■ Exercise task ■
Set the data down again, exactly as it reads, but without the pictures.

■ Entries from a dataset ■

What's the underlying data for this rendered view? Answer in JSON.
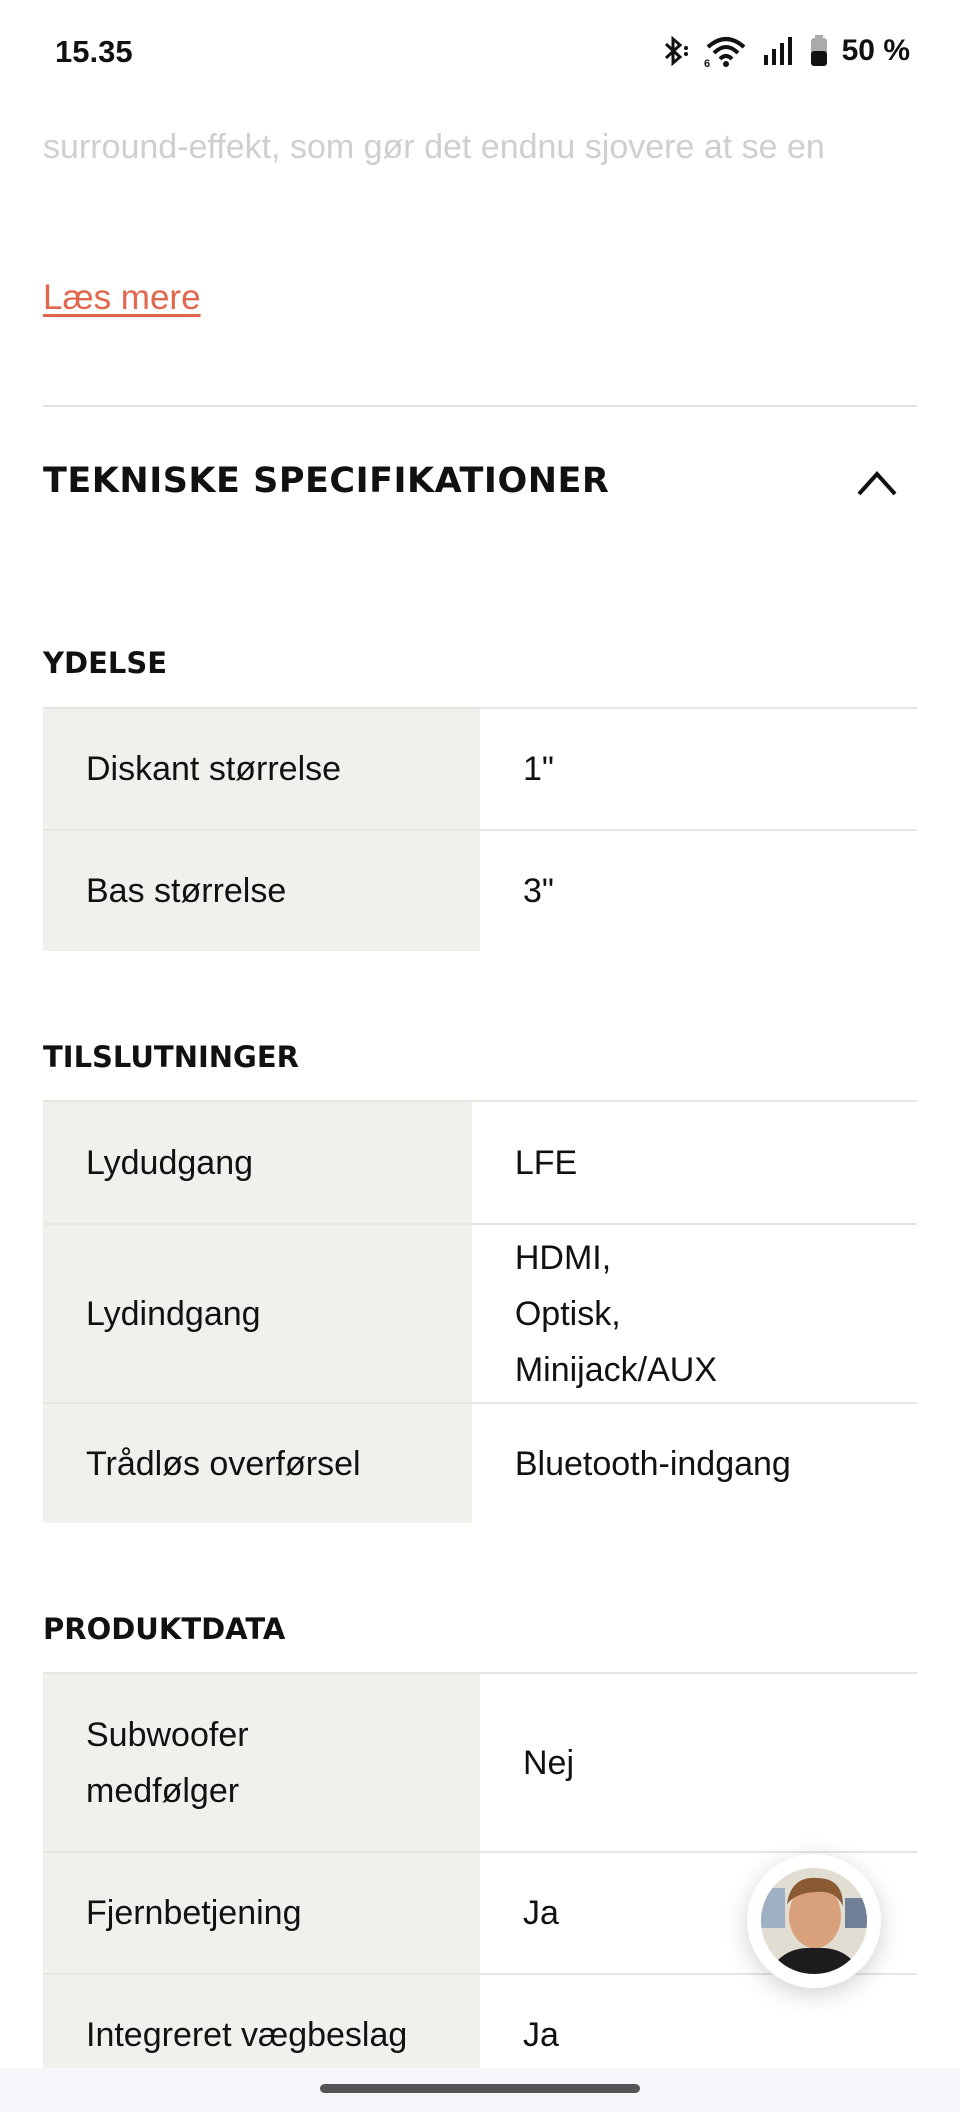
{
  "status_bar": {
    "time": "15.35",
    "battery": "50 %",
    "battery_level": 0.5,
    "icons": [
      "bluetooth-icon",
      "wifi-6-icon",
      "signal-icon",
      "battery-icon"
    ]
  },
  "description": {
    "faded_line": "surround-effekt, som gør det endnu sjovere at se en",
    "read_more": "Læs mere",
    "link_color": "#e0674d"
  },
  "specs": {
    "title": "TEKNISKE SPECIFIKATIONER",
    "groups": [
      {
        "title": "YDELSE",
        "rows": [
          [
            "Diskant størrelse",
            "1\""
          ],
          [
            "Bas størrelse",
            "3\""
          ]
        ]
      },
      {
        "title": "TILSLUTNINGER",
        "rows": [
          [
            "Lydudgang",
            "LFE"
          ],
          [
            "Lydindgang",
            "HDMI, Optisk, Minijack/AUX"
          ],
          [
            "Trådløs overførsel",
            "Bluetooth-indgang"
          ]
        ]
      },
      {
        "title": "PRODUKTDATA",
        "rows": [
          [
            "Subwoofer medfølger",
            "Nej"
          ],
          [
            "Fjernbetjening",
            "Ja"
          ],
          [
            "Integreret vægbeslag",
            "Ja"
          ]
        ]
      }
    ]
  },
  "chat": {
    "avatar": "support-agent-avatar"
  }
}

■ The output ■
What's the underlying data for this rendered view? Answer in JSON.
{
  "status_bar": {
    "time": "15.35",
    "battery": "50 %",
    "battery_level": 0.5,
    "icons": [
      "bluetooth-icon",
      "wifi-6-icon",
      "signal-icon",
      "battery-icon"
    ]
  },
  "description": {
    "faded_line": "surround-effekt, som gør det endnu sjovere at se en",
    "read_more": "Læs mere",
    "link_color": "#e0674d"
  },
  "specs": {
    "title": "TEKNISKE SPECIFIKATIONER",
    "groups": [
      {
        "title": "YDELSE",
        "rows": [
          [
            "Diskant størrelse",
            "1\""
          ],
          [
            "Bas størrelse",
            "3\""
          ]
        ]
      },
      {
        "title": "TILSLUTNINGER",
        "rows": [
          [
            "Lydudgang",
            "LFE"
          ],
          [
            "Lydindgang",
            "HDMI, Optisk, Minijack/AUX"
          ],
          [
            "Trådløs overførsel",
            "Bluetooth-indgang"
          ]
        ]
      },
      {
        "title": "PRODUKTDATA",
        "rows": [
          [
            "Subwoofer medfølger",
            "Nej"
          ],
          [
            "Fjernbetjening",
            "Ja"
          ],
          [
            "Integreret vægbeslag",
            "Ja"
          ]
        ]
      }
    ]
  },
  "chat": {
    "avatar": "support-agent-avatar"
  }
}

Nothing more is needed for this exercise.